Your instructions:
From the entries below, extract every line that includes the word "работы".

Records for the task:
____________________
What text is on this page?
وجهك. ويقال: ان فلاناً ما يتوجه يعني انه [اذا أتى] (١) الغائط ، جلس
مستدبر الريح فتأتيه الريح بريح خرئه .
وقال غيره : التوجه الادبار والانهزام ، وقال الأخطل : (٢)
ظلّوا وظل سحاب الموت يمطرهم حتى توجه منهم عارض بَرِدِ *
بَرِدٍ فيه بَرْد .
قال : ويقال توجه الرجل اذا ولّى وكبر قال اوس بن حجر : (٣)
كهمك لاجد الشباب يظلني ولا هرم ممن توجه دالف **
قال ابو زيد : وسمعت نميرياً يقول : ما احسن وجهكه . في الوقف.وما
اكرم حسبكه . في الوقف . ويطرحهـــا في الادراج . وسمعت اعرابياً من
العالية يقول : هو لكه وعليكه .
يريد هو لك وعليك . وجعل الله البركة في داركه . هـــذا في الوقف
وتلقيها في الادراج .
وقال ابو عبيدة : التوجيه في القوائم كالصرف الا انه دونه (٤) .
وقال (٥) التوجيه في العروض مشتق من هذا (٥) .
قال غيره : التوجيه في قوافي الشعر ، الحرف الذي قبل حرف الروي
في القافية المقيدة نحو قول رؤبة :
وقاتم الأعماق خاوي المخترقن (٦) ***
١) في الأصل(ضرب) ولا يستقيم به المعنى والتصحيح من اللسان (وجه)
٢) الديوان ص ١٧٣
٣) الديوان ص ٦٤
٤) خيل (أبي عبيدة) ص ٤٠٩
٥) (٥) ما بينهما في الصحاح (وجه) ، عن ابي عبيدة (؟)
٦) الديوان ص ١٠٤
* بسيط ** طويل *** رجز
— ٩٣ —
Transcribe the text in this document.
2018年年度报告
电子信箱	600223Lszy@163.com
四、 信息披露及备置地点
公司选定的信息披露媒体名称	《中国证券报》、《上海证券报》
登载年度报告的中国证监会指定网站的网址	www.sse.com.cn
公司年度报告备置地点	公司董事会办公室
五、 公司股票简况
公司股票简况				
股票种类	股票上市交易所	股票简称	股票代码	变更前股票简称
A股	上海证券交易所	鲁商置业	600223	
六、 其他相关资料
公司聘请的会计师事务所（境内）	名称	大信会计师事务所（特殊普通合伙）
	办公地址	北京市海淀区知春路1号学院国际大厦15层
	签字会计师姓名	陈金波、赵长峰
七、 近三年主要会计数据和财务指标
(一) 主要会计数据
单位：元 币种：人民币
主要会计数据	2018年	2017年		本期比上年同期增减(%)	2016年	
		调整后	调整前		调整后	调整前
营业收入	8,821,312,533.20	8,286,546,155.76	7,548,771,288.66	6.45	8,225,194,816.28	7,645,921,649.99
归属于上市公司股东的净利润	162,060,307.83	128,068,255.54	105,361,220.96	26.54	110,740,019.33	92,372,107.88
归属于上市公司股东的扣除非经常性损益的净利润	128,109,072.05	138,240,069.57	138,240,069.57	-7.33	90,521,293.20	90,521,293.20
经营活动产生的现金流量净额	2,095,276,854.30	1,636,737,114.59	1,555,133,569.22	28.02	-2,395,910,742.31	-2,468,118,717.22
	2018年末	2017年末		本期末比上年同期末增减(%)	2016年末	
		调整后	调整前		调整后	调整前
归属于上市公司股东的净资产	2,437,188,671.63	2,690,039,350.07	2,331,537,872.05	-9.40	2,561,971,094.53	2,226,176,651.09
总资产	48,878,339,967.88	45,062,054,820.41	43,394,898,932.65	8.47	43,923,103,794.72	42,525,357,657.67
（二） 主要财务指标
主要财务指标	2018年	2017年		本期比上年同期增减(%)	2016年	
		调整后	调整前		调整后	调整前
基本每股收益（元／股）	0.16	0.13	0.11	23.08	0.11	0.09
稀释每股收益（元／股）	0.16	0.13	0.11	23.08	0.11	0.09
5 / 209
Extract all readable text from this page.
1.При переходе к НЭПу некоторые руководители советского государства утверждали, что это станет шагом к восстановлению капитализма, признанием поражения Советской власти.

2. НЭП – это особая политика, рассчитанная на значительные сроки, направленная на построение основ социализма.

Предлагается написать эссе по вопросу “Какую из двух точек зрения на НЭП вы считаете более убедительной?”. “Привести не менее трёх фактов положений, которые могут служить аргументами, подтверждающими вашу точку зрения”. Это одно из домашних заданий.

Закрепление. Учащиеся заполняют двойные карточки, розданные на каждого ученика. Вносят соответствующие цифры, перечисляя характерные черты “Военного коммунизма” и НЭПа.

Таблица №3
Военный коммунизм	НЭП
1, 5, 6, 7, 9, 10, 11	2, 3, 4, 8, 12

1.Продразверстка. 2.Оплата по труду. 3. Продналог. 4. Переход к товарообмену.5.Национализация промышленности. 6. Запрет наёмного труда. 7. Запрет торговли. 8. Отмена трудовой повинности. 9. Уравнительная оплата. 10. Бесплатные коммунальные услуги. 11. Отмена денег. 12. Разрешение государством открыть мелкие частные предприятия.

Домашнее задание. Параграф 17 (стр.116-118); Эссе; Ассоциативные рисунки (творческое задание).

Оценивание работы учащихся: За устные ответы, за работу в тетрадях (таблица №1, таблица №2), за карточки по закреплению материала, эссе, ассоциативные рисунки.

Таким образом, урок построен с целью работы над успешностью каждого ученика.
____________________
Solution to the exercise:
Оценивание работы учащихся: За устные ответы, за работу в тетрадях (таблица №1, таблица №2), за карточки по закреплению материала, эссе, ассоциативные рисунки.
Таким образом, урок построен с целью работы над успешностью каждого ученика.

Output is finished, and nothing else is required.